[Dataset records]
>> start
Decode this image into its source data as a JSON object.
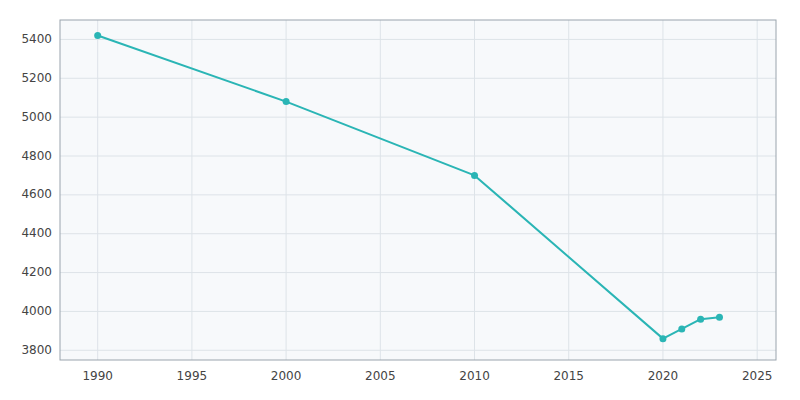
{
  "chart_data": {
    "type": "line",
    "x": [
      1990,
      2000,
      2010,
      2020,
      2021,
      2022,
      2023
    ],
    "values": [
      5420,
      5080,
      4700,
      3860,
      3910,
      3960,
      3970
    ],
    "color": "#2ab5b5",
    "marker": "circle",
    "xlim": [
      1988,
      2026
    ],
    "ylim": [
      3750,
      5500
    ],
    "xticks": [
      1990,
      1995,
      2000,
      2005,
      2010,
      2015,
      2020,
      2025
    ],
    "yticks": [
      3800,
      4000,
      4200,
      4400,
      4600,
      4800,
      5000,
      5200,
      5400
    ],
    "grid": true
  }
}
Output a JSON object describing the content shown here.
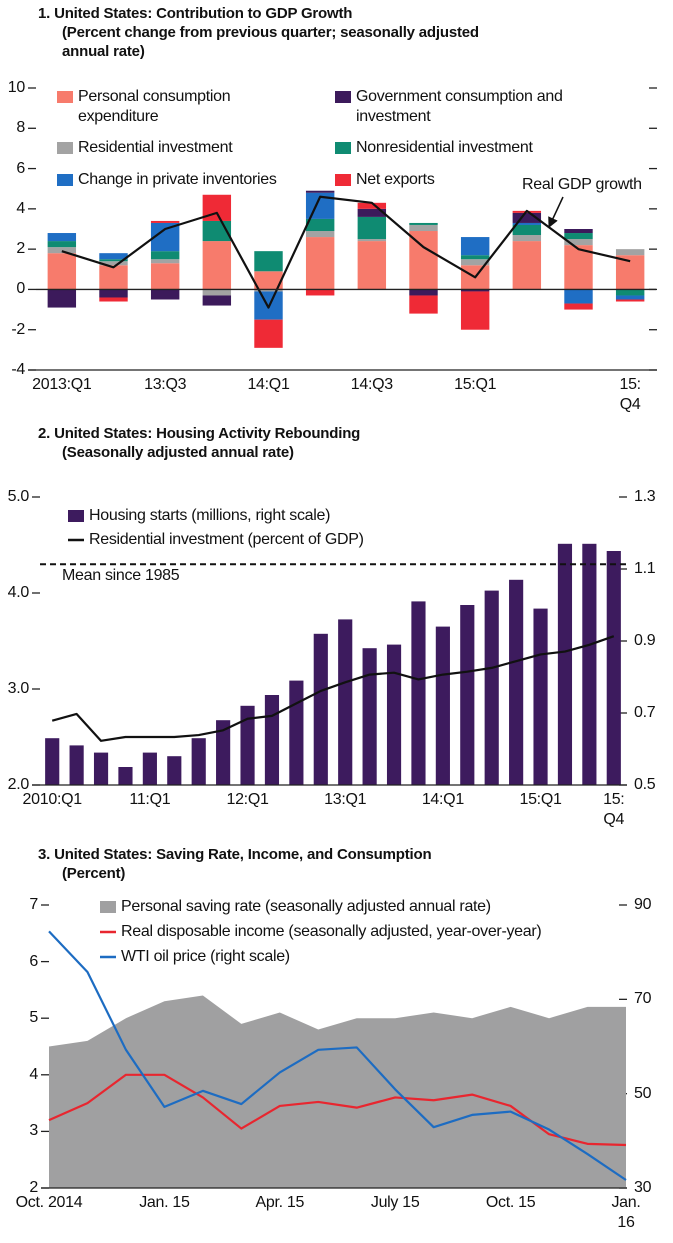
{
  "chart_data": [
    {
      "type": "bar",
      "stacked": true,
      "title": "1. United States: Contribution to GDP Growth\n(Percent change from previous quarter; seasonally adjusted\nannual rate)",
      "categories": [
        "2013:Q1",
        null,
        "13:Q3",
        null,
        "14:Q1",
        null,
        "14:Q3",
        null,
        "15:Q1",
        null,
        null,
        "15:\nQ4"
      ],
      "series": [
        {
          "name": "Personal consumption\nexpenditure",
          "color": "#f77b6c",
          "values": [
            1.8,
            1.2,
            1.3,
            2.4,
            0.9,
            2.6,
            2.4,
            2.9,
            1.2,
            2.4,
            2.2,
            1.7
          ]
        },
        {
          "name": "Residential investment",
          "color": "#a3a3a3",
          "values": [
            0.3,
            0.2,
            0.2,
            -0.3,
            -0.1,
            0.3,
            0.1,
            0.3,
            0.3,
            0.3,
            0.3,
            0.3
          ]
        },
        {
          "name": "Nonresidential investment",
          "color": "#0f8b72",
          "values": [
            0.3,
            0.1,
            0.4,
            1.0,
            1.0,
            0.6,
            1.1,
            0.1,
            0.2,
            0.5,
            0.3,
            -0.3
          ]
        },
        {
          "name": "Change in private inventories",
          "color": "#1f6ec4",
          "values": [
            0.4,
            0.3,
            1.4,
            0,
            -1.4,
            1.3,
            0,
            0,
            0.9,
            0.1,
            -0.7,
            -0.2
          ]
        },
        {
          "name": "Government consumption and\ninvestment",
          "color": "#3c1a5b",
          "values": [
            -0.9,
            -0.4,
            -0.5,
            -0.5,
            0,
            0.1,
            0.4,
            -0.3,
            -0.1,
            0.5,
            0.2,
            0
          ]
        },
        {
          "name": "Net exports",
          "color": "#ef2a36",
          "values": [
            0,
            -0.2,
            0.1,
            1.3,
            -1.4,
            -0.3,
            0.3,
            -0.9,
            -1.9,
            0.1,
            -0.3,
            -0.1
          ]
        },
        {
          "name": "Real GDP growth",
          "type": "line",
          "color": "#111111",
          "values": [
            1.9,
            1.1,
            3.0,
            3.8,
            -0.9,
            4.6,
            4.3,
            2.1,
            0.6,
            3.9,
            2.0,
            1.4
          ]
        }
      ],
      "ylim": [
        -4,
        10
      ],
      "yticks": [
        -4,
        -2,
        0,
        2,
        4,
        6,
        8,
        10
      ]
    },
    {
      "type": "bar",
      "title": "2. United States: Housing Activity Rebounding\n(Seasonally adjusted annual rate)",
      "categories": [
        "2010:Q1",
        null,
        null,
        null,
        "11:Q1",
        null,
        null,
        null,
        "12:Q1",
        null,
        null,
        null,
        "13:Q1",
        null,
        null,
        null,
        "14:Q1",
        null,
        null,
        null,
        "15:Q1",
        null,
        null,
        "15:\nQ4"
      ],
      "series": [
        {
          "name": "Housing starts (millions, right scale)",
          "type": "bar",
          "axis": "y2",
          "color": "#3d1b5e",
          "values": [
            0.63,
            0.61,
            0.59,
            0.55,
            0.59,
            0.58,
            0.63,
            0.68,
            0.72,
            0.75,
            0.79,
            0.92,
            0.96,
            0.88,
            0.89,
            1.01,
            0.94,
            1.0,
            1.04,
            1.07,
            0.99,
            1.17,
            1.17,
            1.15
          ]
        },
        {
          "name": "Residential investment (percent of GDP)",
          "type": "line",
          "color": "#111111",
          "values": [
            2.67,
            2.74,
            2.46,
            2.5,
            2.5,
            2.5,
            2.52,
            2.57,
            2.69,
            2.72,
            2.85,
            2.98,
            3.07,
            3.15,
            3.17,
            3.1,
            3.15,
            3.18,
            3.22,
            3.29,
            3.36,
            3.39,
            3.46,
            3.55
          ]
        }
      ],
      "mean_line": {
        "label": "Mean since 1985",
        "value": 4.3
      },
      "ylim": [
        2,
        5
      ],
      "yticks": [
        {
          "value": 2,
          "label": "2.0"
        },
        {
          "value": 3,
          "label": "3.0"
        },
        {
          "value": 4,
          "label": "4.0"
        },
        {
          "value": 5,
          "label": "5.0"
        }
      ],
      "y2lim": [
        0.5,
        1.3
      ],
      "y2ticks": [
        0.5,
        0.7,
        0.9,
        1.1,
        1.3
      ]
    },
    {
      "type": "line",
      "title": "3. United States: Saving Rate, Income, and Consumption\n(Percent)",
      "categories": [
        "Oct. 2014",
        null,
        null,
        "Jan. 15",
        null,
        null,
        "Apr. 15",
        null,
        null,
        "July 15",
        null,
        null,
        "Oct. 15",
        null,
        null,
        "Jan.\n16"
      ],
      "series": [
        {
          "name": "Personal saving rate (seasonally adjusted annual rate)",
          "type": "area",
          "color": "#a0a0a1",
          "values": [
            4.5,
            4.6,
            5.0,
            5.3,
            5.4,
            4.9,
            5.1,
            4.8,
            5.0,
            5.0,
            5.1,
            5.0,
            5.2,
            5.0,
            5.2,
            5.2
          ]
        },
        {
          "name": "Real disposable income (seasonally adjusted, year-over-year)",
          "type": "line",
          "color": "#e8262f",
          "values": [
            3.2,
            3.5,
            4.0,
            4.0,
            3.6,
            3.05,
            3.45,
            3.52,
            3.42,
            3.6,
            3.55,
            3.65,
            3.45,
            2.95,
            2.78,
            2.76
          ]
        },
        {
          "name": "WTI oil price (right scale)",
          "type": "line",
          "axis": "y2",
          "color": "#1d6cc2",
          "values": [
            84.4,
            75.8,
            59.3,
            47.2,
            50.6,
            47.8,
            54.5,
            59.3,
            59.8,
            50.9,
            42.9,
            45.5,
            46.2,
            42.4,
            37.2,
            31.7
          ]
        }
      ],
      "ylim": [
        2,
        7
      ],
      "yticks": [
        2,
        3,
        4,
        5,
        6,
        7
      ],
      "y2lim": [
        30,
        90
      ],
      "y2ticks": [
        30,
        50,
        70,
        90
      ]
    }
  ]
}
>> end
■ **Request**
Search the records for the word "Housing". Copy every line that has it.

■ **Result of the exercise**
      "title": "2. United States: Housing Activity Rebounding\n(Seasonally adjusted annual rate)",
          "name": "Housing starts (millions, right scale)",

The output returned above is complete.